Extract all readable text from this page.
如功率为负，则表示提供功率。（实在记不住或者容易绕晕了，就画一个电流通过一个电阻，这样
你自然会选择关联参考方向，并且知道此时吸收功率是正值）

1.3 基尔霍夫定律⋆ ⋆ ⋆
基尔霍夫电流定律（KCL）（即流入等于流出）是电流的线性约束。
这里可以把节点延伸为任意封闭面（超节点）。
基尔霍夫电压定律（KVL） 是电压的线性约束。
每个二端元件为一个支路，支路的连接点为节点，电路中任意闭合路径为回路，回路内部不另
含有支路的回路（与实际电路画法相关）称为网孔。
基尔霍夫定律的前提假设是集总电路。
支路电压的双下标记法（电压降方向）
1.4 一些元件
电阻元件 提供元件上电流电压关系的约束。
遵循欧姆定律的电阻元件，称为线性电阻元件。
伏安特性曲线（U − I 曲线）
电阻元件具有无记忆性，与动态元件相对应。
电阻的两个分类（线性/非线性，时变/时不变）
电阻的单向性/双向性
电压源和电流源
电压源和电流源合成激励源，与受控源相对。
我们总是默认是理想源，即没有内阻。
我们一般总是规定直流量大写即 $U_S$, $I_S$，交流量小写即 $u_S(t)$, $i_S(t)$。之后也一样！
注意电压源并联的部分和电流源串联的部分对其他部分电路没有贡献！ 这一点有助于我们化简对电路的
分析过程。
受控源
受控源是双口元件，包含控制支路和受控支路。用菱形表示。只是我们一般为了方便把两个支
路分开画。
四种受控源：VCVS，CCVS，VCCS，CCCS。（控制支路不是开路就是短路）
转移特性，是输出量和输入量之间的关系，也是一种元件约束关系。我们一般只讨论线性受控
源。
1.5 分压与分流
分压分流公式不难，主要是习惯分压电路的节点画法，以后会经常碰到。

**AIM OF THE TASK**
Quote every record above exactly.

**CORRECT RESPONSE**
Extract all readable text from this page.
如功率为负，则表示提供功率。（实在记不住或者容易绕晕了，就画一个电流通过一个电阻，这样
你自然会选择关联参考方向，并且知道此时吸收功率是正值）

1.3 基尔霍夫定律⋆ ⋆ ⋆
基尔霍夫电流定律（KCL）（即流入等于流出）是电流的线性约束。
这里可以把节点延伸为任意封闭面（超节点）。
基尔霍夫电压定律（KVL） 是电压的线性约束。
每个二端元件为一个支路，支路的连接点为节点，电路中任意闭合路径为回路，回路内部不另
含有支路的回路（与实际电路画法相关）称为网孔。
基尔霍夫定律的前提假设是集总电路。
支路电压的双下标记法（电压降方向）
1.4 一些元件
电阻元件 提供元件上电流电压关系的约束。
遵循欧姆定律的电阻元件，称为线性电阻元件。
伏安特性曲线（U − I 曲线）
电阻元件具有无记忆性，与动态元件相对应。
电阻的两个分类（线性/非线性，时变/时不变）
电阻的单向性/双向性
电压源和电流源
电压源和电流源合成激励源，与受控源相对。
我们总是默认是理想源，即没有内阻。
我们一般总是规定直流量大写即 $U_S$, $I_S$，交流量小写即 $u_S(t)$, $i_S(t)$。之后也一样！
注意电压源并联的部分和电流源串联的部分对其他部分电路没有贡献！ 这一点有助于我们化简对电路的
分析过程。
受控源
受控源是双口元件，包含控制支路和受控支路。用菱形表示。只是我们一般为了方便把两个支
路分开画。
四种受控源：VCVS，CCVS，VCCS，CCCS。（控制支路不是开路就是短路）
转移特性，是输出量和输入量之间的关系，也是一种元件约束关系。我们一般只讨论线性受控
源。
1.5 分压与分流
分压分流公式不难，主要是习惯分压电路的节点画法，以后会经常碰到。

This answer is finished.